# START OF Data entries
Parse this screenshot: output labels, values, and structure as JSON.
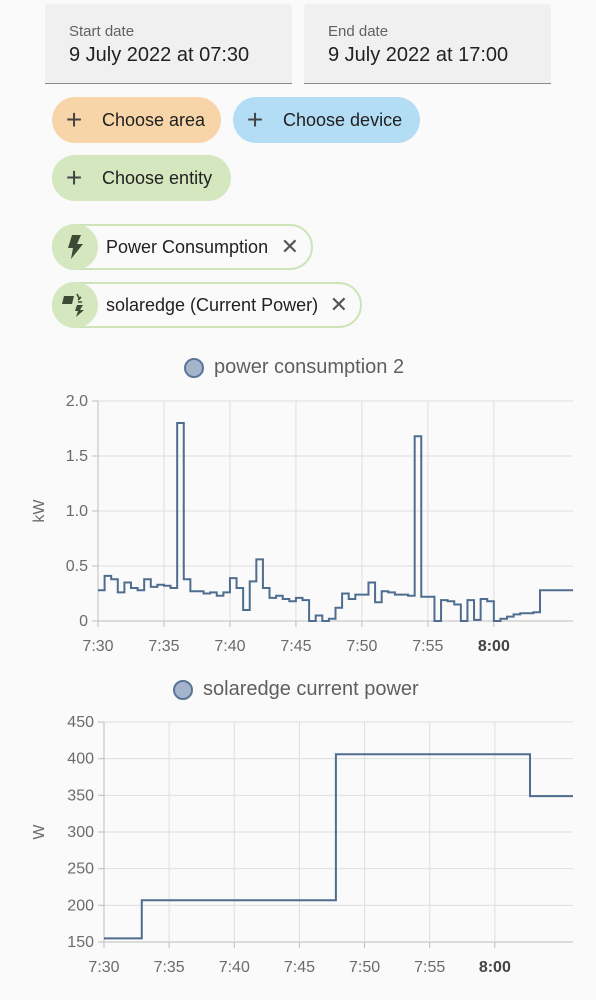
{
  "dates": {
    "start": {
      "label": "Start date",
      "value": "9 July 2022 at 07:30"
    },
    "end": {
      "label": "End date",
      "value": "9 July 2022 at 17:00"
    }
  },
  "pickers": [
    {
      "label": "Choose area",
      "color": "#f7d5a8"
    },
    {
      "label": "Choose device",
      "color": "#b3dcf5"
    },
    {
      "label": "Choose entity",
      "color": "#d4e7bf"
    }
  ],
  "selected": [
    {
      "label": "Power Consumption",
      "icon": "flash-icon"
    },
    {
      "label": "solaredge (Current Power)",
      "icon": "solar-power-icon"
    }
  ],
  "colors": {
    "line": "#4e6d8f",
    "grid": "#dedede",
    "axis": "#bdbdbd"
  },
  "chart_data": [
    {
      "type": "line",
      "legend": "power consumption 2",
      "ylabel": "kW",
      "ylim": [
        0,
        2.0
      ],
      "yticks": [
        "0",
        "0.5",
        "1.0",
        "1.5",
        "2.0"
      ],
      "ytick_values": [
        0,
        0.5,
        1.0,
        1.5,
        2.0
      ],
      "xticks": [
        "7:30",
        "7:35",
        "7:40",
        "7:45",
        "7:50",
        "7:55",
        "8:00"
      ],
      "xtick_minutes": [
        0,
        5,
        10,
        15,
        20,
        25,
        30
      ],
      "xlim_minutes": [
        0,
        36
      ],
      "bold_tick": "8:00",
      "step": true,
      "x_minutes": [
        0,
        0.5,
        1,
        1.5,
        2,
        2.5,
        3,
        3.5,
        4,
        4.5,
        5,
        5.5,
        6,
        6.5,
        7,
        7.5,
        8,
        8.5,
        9,
        9.5,
        10,
        10.5,
        11,
        11.5,
        12,
        12.5,
        13,
        13.5,
        14,
        14.5,
        15,
        15.5,
        16,
        16.5,
        17,
        17.5,
        18,
        18.5,
        19,
        19.5,
        20,
        20.5,
        21,
        21.5,
        22,
        22.5,
        23,
        23.5,
        24,
        24.5,
        25,
        25.5,
        26,
        26.5,
        27,
        27.5,
        28,
        28.5,
        29,
        29.5,
        30,
        30.5,
        31,
        31.5,
        32,
        32.5,
        33,
        33.5,
        34,
        34.5,
        35,
        35.5,
        36
      ],
      "values": [
        0.28,
        0.41,
        0.38,
        0.26,
        0.35,
        0.3,
        0.28,
        0.38,
        0.31,
        0.33,
        0.32,
        0.3,
        1.8,
        0.38,
        0.27,
        0.27,
        0.25,
        0.26,
        0.23,
        0.26,
        0.39,
        0.3,
        0.1,
        0.36,
        0.56,
        0.3,
        0.21,
        0.23,
        0.2,
        0.18,
        0.21,
        0.19,
        0.0,
        0.05,
        0.0,
        0.02,
        0.12,
        0.25,
        0.2,
        0.24,
        0.24,
        0.35,
        0.17,
        0.27,
        0.26,
        0.24,
        0.24,
        0.23,
        1.68,
        0.22,
        0.22,
        0.0,
        0.19,
        0.18,
        0.15,
        0.0,
        0.19,
        0.01,
        0.2,
        0.18,
        0.0,
        0.02,
        0.04,
        0.06,
        0.07,
        0.07,
        0.08,
        0.28,
        0.28,
        0.28,
        0.28,
        0.28,
        0.28
      ]
    },
    {
      "type": "line",
      "legend": "solaredge current power",
      "ylabel": "W",
      "ylim": [
        150,
        450
      ],
      "yticks": [
        "150",
        "200",
        "250",
        "300",
        "350",
        "400",
        "450"
      ],
      "ytick_values": [
        150,
        200,
        250,
        300,
        350,
        400,
        450
      ],
      "xticks": [
        "7:30",
        "7:35",
        "7:40",
        "7:45",
        "7:50",
        "7:55",
        "8:00"
      ],
      "xtick_minutes": [
        0,
        5,
        10,
        15,
        20,
        25,
        30
      ],
      "xlim_minutes": [
        0,
        36
      ],
      "bold_tick": "8:00",
      "step": true,
      "x_minutes": [
        0,
        2.9,
        17.8,
        32.7,
        36
      ],
      "values": [
        155,
        207,
        406,
        349,
        349
      ]
    }
  ]
}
# END OF Data entries
Exercise goal: All of the records need repeating exactly, except for the pictures.

Response:
Parse this screenshot: output labels, values, and structure as JSON.
{
  "dates": {
    "start": {
      "label": "Start date",
      "value": "9 July 2022 at 07:30"
    },
    "end": {
      "label": "End date",
      "value": "9 July 2022 at 17:00"
    }
  },
  "pickers": [
    {
      "label": "Choose area",
      "color": "#f7d5a8"
    },
    {
      "label": "Choose device",
      "color": "#b3dcf5"
    },
    {
      "label": "Choose entity",
      "color": "#d4e7bf"
    }
  ],
  "selected": [
    {
      "label": "Power Consumption",
      "icon": "flash-icon"
    },
    {
      "label": "solaredge (Current Power)",
      "icon": "solar-power-icon"
    }
  ],
  "colors": {
    "line": "#4e6d8f",
    "grid": "#dedede",
    "axis": "#bdbdbd"
  },
  "chart_data": [
    {
      "type": "line",
      "legend": "power consumption 2",
      "ylabel": "kW",
      "ylim": [
        0,
        2.0
      ],
      "yticks": [
        "0",
        "0.5",
        "1.0",
        "1.5",
        "2.0"
      ],
      "ytick_values": [
        0,
        0.5,
        1.0,
        1.5,
        2.0
      ],
      "xticks": [
        "7:30",
        "7:35",
        "7:40",
        "7:45",
        "7:50",
        "7:55",
        "8:00"
      ],
      "xtick_minutes": [
        0,
        5,
        10,
        15,
        20,
        25,
        30
      ],
      "xlim_minutes": [
        0,
        36
      ],
      "bold_tick": "8:00",
      "step": true,
      "x_minutes": [
        0,
        0.5,
        1,
        1.5,
        2,
        2.5,
        3,
        3.5,
        4,
        4.5,
        5,
        5.5,
        6,
        6.5,
        7,
        7.5,
        8,
        8.5,
        9,
        9.5,
        10,
        10.5,
        11,
        11.5,
        12,
        12.5,
        13,
        13.5,
        14,
        14.5,
        15,
        15.5,
        16,
        16.5,
        17,
        17.5,
        18,
        18.5,
        19,
        19.5,
        20,
        20.5,
        21,
        21.5,
        22,
        22.5,
        23,
        23.5,
        24,
        24.5,
        25,
        25.5,
        26,
        26.5,
        27,
        27.5,
        28,
        28.5,
        29,
        29.5,
        30,
        30.5,
        31,
        31.5,
        32,
        32.5,
        33,
        33.5,
        34,
        34.5,
        35,
        35.5,
        36
      ],
      "values": [
        0.28,
        0.41,
        0.38,
        0.26,
        0.35,
        0.3,
        0.28,
        0.38,
        0.31,
        0.33,
        0.32,
        0.3,
        1.8,
        0.38,
        0.27,
        0.27,
        0.25,
        0.26,
        0.23,
        0.26,
        0.39,
        0.3,
        0.1,
        0.36,
        0.56,
        0.3,
        0.21,
        0.23,
        0.2,
        0.18,
        0.21,
        0.19,
        0.0,
        0.05,
        0.0,
        0.02,
        0.12,
        0.25,
        0.2,
        0.24,
        0.24,
        0.35,
        0.17,
        0.27,
        0.26,
        0.24,
        0.24,
        0.23,
        1.68,
        0.22,
        0.22,
        0.0,
        0.19,
        0.18,
        0.15,
        0.0,
        0.19,
        0.01,
        0.2,
        0.18,
        0.0,
        0.02,
        0.04,
        0.06,
        0.07,
        0.07,
        0.08,
        0.28,
        0.28,
        0.28,
        0.28,
        0.28,
        0.28
      ]
    },
    {
      "type": "line",
      "legend": "solaredge current power",
      "ylabel": "W",
      "ylim": [
        150,
        450
      ],
      "yticks": [
        "150",
        "200",
        "250",
        "300",
        "350",
        "400",
        "450"
      ],
      "ytick_values": [
        150,
        200,
        250,
        300,
        350,
        400,
        450
      ],
      "xticks": [
        "7:30",
        "7:35",
        "7:40",
        "7:45",
        "7:50",
        "7:55",
        "8:00"
      ],
      "xtick_minutes": [
        0,
        5,
        10,
        15,
        20,
        25,
        30
      ],
      "xlim_minutes": [
        0,
        36
      ],
      "bold_tick": "8:00",
      "step": true,
      "x_minutes": [
        0,
        2.9,
        17.8,
        32.7,
        36
      ],
      "values": [
        155,
        207,
        406,
        349,
        349
      ]
    }
  ]
}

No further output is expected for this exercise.